--- EXTRACTED DATA ---
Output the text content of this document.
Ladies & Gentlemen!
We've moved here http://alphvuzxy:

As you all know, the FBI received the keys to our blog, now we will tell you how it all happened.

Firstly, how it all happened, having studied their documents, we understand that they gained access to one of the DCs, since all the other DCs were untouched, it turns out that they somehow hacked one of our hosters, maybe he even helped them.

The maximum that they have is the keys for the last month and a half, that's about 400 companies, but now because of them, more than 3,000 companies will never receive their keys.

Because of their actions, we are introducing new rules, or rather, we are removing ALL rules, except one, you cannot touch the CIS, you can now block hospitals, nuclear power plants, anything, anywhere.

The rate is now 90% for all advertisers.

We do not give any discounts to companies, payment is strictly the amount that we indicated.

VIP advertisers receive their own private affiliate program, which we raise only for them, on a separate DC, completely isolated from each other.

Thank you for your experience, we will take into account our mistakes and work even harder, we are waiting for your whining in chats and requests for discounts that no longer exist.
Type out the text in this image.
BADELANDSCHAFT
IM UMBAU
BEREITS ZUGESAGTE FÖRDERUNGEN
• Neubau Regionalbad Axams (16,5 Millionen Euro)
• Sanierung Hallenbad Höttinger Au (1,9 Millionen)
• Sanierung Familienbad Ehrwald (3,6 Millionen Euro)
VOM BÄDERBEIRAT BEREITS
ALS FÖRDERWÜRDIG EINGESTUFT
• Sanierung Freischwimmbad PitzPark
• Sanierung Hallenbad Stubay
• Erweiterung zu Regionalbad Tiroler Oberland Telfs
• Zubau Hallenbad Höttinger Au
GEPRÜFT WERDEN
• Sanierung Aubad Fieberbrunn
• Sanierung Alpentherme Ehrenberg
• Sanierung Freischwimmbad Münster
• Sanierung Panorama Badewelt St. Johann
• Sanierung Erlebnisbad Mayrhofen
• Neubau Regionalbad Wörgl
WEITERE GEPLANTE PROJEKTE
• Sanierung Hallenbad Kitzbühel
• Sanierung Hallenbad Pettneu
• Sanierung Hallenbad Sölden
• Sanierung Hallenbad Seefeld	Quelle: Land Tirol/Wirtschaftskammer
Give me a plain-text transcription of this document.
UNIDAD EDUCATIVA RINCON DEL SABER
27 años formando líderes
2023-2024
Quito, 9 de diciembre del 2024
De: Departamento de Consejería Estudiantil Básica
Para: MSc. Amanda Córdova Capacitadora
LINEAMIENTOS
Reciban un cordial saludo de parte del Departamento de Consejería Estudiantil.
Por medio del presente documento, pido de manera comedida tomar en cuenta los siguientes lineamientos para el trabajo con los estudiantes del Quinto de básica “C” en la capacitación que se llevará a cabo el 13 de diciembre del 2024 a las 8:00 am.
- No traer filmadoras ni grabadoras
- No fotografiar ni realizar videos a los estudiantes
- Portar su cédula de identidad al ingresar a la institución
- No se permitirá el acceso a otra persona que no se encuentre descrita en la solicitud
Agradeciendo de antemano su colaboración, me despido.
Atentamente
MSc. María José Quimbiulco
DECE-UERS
---
| WHAT IS NEEDED |
Which lines contain "diciembre"? Show each of them.

| OUTPUT OF THE TASK |
Quito, 9 de diciembre del 2024
Por medio del presente documento, pido de manera comedida tomar en cuenta los siguientes lineamientos para el trabajo con los estudiantes del Quinto de básica “C” en la capacitación que se llevará a cabo el 13 de diciembre del 2024 a las 8:00 am.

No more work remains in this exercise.